— Start of Record set —

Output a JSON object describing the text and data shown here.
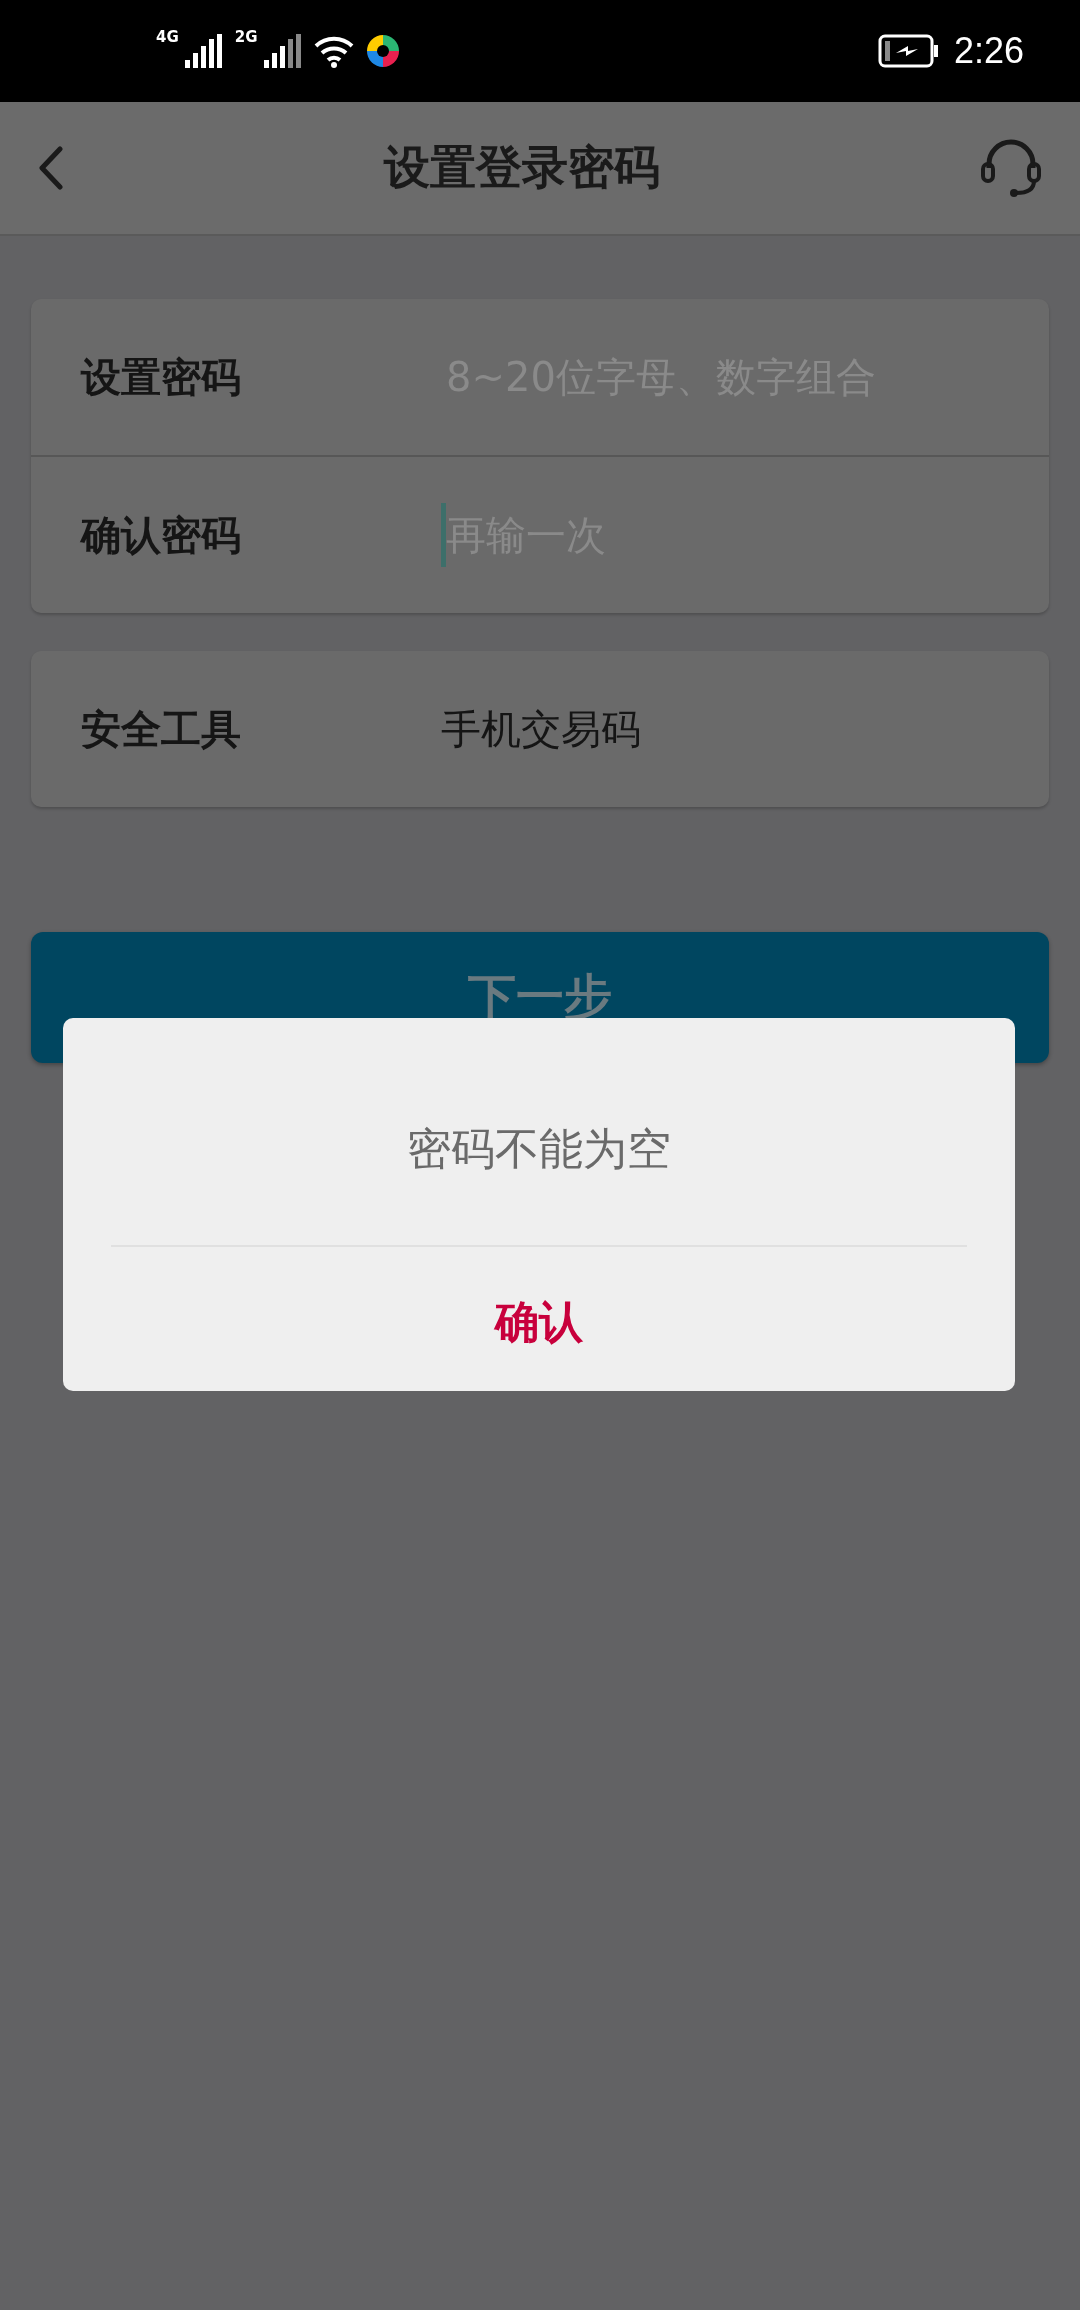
{
  "status_bar": {
    "network_1": "4G",
    "network_2": "2G",
    "time": "2:26"
  },
  "header": {
    "title": "设置登录密码"
  },
  "form": {
    "fields": [
      {
        "label": "设置密码",
        "placeholder": "8~20位字母、数字组合",
        "focused": false
      },
      {
        "label": "确认密码",
        "placeholder": "再输一次",
        "focused": true
      }
    ]
  },
  "security": {
    "label": "安全工具",
    "value": "手机交易码"
  },
  "next_button": {
    "label": "下一步"
  },
  "dialog": {
    "message": "密码不能为空",
    "confirm": "确认"
  }
}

— End of Record set —

(Work to complete)
Without the images, write out each line of the data verbatim.

(Reply)
Output a JSON object describing the text and data shown here.
{
  "status_bar": {
    "network_1": "4G",
    "network_2": "2G",
    "time": "2:26"
  },
  "header": {
    "title": "设置登录密码"
  },
  "form": {
    "fields": [
      {
        "label": "设置密码",
        "placeholder": "8~20位字母、数字组合",
        "focused": false
      },
      {
        "label": "确认密码",
        "placeholder": "再输一次",
        "focused": true
      }
    ]
  },
  "security": {
    "label": "安全工具",
    "value": "手机交易码"
  },
  "next_button": {
    "label": "下一步"
  },
  "dialog": {
    "message": "密码不能为空",
    "confirm": "确认"
  }
}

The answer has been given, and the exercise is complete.